───── Article
Patna, May 27: The widening rift between the JD(U) and the BJP over the rivalry between Bihar chief minister Nitish Kumar and his Gujarat counterpart Narendra Modi as well as infighting within the latter are believed to be the prime reasons behind the delay in filling up the 12 Bihar Legislative Council seats vacant from May 8.

The 12 MLCs who completed their tenure on May 8 belonged to the nomination quota. The state cabinet authorised the chief minister, Nitish Kumar, soon after the seats fell vacant to take the decision on the issue.

Nitish does not appear to be in a hurry to fill these seats. According to their numerical strength and understanding, the seats are to be shared in the ratio of 7:5 between the JD(U) and the BJP.

“The chief minister has not discussed the issue in the party so far,” said a senior JD(U) leader. “We cannot speak on it unless it is discussed in the party,” he added. If sources are to be believed, Nitish might keep the nomination against the vacant seats in abeyance for quite a long time. The two alliance partners fought war of nerves till the last minute on the six Rajya Sabha seats in March this year. There was heartburn in a section of the BJP with the JD(U) pocketing four upper House seats against the BJP’s two.

Some BJP leaders openly accused deputy chief minister Sushil Kumar Modi for his “meek acquiescence” to the JD(U). The bitterness between the two partners, apparently, has grown more of late.

The Akhil Bharatiya Vidyarthi Parishad (ABVP), a student wing of the RSS, has been organising demonstrations against the Nitish government on the issue of water, electricity and alleged appeasement of minorities repeatedly. State health minister Ashwini Kumar Choubey virtually aggravated the bitterness between the two parties by projecting Gujarat chief minister Narendra Modi as the future leader of India at a Bihar Divas function at Surat earlier this month.
──────────
───── Items
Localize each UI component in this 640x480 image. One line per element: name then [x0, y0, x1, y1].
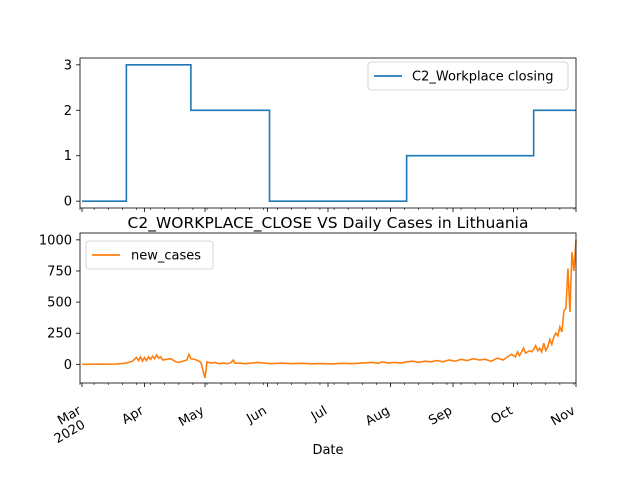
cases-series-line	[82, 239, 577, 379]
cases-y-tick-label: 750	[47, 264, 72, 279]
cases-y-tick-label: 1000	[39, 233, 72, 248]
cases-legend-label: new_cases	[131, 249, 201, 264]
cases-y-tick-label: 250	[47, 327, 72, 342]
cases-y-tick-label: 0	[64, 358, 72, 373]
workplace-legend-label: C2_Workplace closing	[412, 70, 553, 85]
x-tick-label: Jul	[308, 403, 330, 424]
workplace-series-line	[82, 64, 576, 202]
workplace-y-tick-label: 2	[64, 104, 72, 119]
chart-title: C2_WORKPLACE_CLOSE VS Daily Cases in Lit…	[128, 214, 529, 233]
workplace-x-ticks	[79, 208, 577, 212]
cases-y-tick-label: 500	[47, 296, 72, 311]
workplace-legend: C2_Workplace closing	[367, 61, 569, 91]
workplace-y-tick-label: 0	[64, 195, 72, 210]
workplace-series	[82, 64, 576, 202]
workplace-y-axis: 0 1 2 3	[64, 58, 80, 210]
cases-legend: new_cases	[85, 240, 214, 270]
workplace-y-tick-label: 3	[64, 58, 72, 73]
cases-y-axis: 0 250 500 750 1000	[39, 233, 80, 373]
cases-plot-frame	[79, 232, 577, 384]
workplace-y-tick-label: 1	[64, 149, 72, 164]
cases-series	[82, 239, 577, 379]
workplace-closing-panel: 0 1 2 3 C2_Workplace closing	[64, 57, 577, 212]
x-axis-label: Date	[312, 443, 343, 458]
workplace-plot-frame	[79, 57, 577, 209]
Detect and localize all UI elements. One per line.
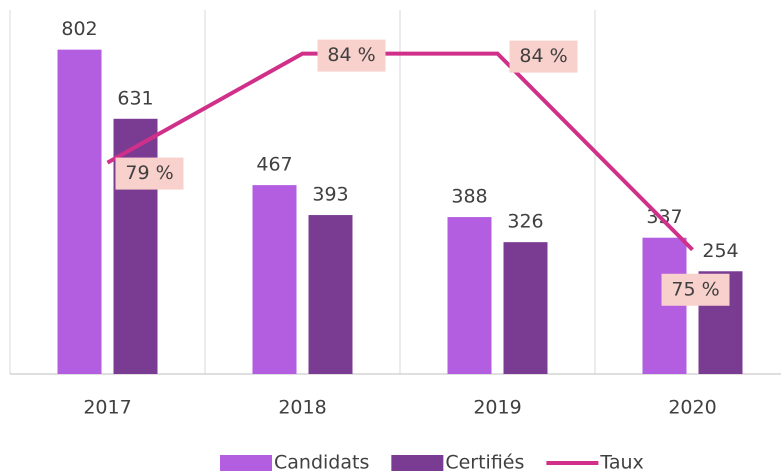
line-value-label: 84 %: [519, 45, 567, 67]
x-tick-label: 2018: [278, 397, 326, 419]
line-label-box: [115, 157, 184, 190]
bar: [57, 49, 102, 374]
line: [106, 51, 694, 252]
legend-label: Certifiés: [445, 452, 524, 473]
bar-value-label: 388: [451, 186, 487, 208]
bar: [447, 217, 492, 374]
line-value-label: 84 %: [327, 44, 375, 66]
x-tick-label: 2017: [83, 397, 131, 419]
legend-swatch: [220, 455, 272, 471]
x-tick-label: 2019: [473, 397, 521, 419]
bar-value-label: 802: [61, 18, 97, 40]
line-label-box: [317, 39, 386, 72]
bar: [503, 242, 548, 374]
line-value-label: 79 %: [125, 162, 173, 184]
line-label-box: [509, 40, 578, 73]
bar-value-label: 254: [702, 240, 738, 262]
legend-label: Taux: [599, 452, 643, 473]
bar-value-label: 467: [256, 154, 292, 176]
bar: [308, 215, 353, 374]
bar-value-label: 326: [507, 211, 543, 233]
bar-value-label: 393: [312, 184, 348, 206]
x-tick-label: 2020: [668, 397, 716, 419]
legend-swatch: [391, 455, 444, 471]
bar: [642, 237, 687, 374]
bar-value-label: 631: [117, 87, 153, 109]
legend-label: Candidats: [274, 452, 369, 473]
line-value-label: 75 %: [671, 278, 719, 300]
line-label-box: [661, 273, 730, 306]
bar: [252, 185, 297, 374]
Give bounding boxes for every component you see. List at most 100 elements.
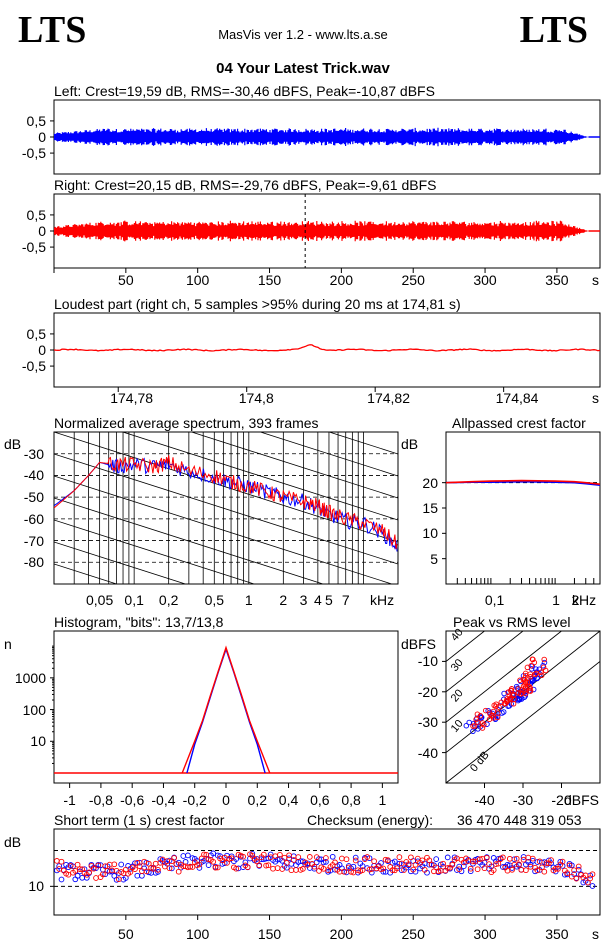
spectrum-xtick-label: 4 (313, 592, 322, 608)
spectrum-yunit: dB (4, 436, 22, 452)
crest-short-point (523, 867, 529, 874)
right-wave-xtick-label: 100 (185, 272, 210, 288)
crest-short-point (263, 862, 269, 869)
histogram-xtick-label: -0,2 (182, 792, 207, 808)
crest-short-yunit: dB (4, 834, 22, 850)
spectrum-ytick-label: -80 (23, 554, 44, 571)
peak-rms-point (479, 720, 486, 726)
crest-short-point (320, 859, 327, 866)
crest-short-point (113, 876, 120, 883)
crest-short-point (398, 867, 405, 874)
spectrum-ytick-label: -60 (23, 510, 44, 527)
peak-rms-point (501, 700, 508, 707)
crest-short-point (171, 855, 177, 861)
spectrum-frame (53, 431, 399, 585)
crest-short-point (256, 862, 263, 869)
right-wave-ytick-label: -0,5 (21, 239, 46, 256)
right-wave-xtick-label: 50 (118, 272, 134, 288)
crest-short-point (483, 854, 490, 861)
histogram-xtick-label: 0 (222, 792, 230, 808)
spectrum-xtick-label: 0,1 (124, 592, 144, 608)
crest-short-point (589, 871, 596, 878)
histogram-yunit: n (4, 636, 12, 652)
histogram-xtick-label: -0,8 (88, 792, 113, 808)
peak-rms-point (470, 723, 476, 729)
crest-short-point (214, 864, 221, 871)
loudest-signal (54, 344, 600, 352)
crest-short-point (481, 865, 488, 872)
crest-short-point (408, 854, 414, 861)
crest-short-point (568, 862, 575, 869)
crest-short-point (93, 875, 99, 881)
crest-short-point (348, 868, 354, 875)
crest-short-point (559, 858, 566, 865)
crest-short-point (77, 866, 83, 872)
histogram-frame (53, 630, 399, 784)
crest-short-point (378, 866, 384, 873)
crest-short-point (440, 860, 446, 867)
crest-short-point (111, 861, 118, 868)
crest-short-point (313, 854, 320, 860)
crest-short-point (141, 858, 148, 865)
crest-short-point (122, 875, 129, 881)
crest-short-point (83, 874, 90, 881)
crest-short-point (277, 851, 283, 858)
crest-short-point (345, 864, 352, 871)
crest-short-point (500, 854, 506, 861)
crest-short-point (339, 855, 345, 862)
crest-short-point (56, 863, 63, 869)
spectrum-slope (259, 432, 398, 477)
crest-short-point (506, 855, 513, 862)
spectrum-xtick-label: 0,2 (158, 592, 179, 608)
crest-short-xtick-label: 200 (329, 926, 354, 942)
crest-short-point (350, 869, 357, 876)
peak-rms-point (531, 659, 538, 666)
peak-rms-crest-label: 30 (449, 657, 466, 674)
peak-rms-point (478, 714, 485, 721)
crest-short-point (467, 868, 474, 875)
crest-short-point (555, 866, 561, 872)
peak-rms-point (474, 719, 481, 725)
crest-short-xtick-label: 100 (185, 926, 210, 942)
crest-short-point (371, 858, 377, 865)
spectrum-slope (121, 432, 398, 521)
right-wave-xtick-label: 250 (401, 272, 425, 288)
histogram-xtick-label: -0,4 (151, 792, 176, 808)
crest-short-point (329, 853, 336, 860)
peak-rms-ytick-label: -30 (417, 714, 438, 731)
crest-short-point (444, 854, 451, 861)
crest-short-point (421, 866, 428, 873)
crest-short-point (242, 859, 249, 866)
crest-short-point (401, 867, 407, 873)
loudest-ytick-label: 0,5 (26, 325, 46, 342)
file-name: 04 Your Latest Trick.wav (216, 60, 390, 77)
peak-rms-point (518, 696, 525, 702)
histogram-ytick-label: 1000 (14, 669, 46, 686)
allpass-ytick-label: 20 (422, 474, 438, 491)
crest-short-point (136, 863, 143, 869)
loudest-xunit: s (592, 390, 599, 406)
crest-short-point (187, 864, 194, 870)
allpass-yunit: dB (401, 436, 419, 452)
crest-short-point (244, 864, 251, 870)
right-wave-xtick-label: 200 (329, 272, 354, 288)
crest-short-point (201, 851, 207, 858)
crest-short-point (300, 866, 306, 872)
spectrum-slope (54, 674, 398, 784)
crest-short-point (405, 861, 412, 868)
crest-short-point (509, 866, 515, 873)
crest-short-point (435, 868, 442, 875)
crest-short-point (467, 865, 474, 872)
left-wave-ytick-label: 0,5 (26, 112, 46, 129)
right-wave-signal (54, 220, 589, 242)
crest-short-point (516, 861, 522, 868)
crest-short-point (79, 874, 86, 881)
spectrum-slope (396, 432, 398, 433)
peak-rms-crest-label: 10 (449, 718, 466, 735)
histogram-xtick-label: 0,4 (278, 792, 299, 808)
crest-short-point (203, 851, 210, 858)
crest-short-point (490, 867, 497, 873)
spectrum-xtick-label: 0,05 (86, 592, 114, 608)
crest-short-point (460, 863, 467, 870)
──────────
Instructions:
a) Reproduce the portion of the article on the vacant Bihar council seats starting with "Patna, May 27: The" and going on through "and the BJP.".
b) Answer these questions from the article on the vacant Bihar council seats:
(i) How many Bihar Legislative Council seats have been vacant since May 8?
(ii) In what ratio are the seats to be shared between the JD(U) and the BJP?
(iii) At what event did Ashwini Kumar Choubey project Narendra Modi as the future leader of India?

Solutions to the problems:
a)
Patna, May 27: The widening rift between the JD(U) and the BJP over the rivalry between Bihar chief minister Nitish Kumar and his Gujarat counterpart Narendra Modi as well as infighting within the latter are believed to be the prime reasons behind the delay in filling up the 12 Bihar Legislative Council seats vacant from May 8.

The 12 MLCs who completed their tenure on May 8 belonged to the nomination quota. The state cabinet authorised the chief minister, Nitish Kumar, soon after the seats fell vacant to take the decision on the issue.

Nitish does not appear to be in a hurry to fill these seats. According to their numerical strength and understanding, the seats are to be shared in the ratio of 7:5 between the JD(U) and the BJP.

b)
(i) 12 seats.
(ii) 7:5.
(iii) A Bihar Divas function at Surat.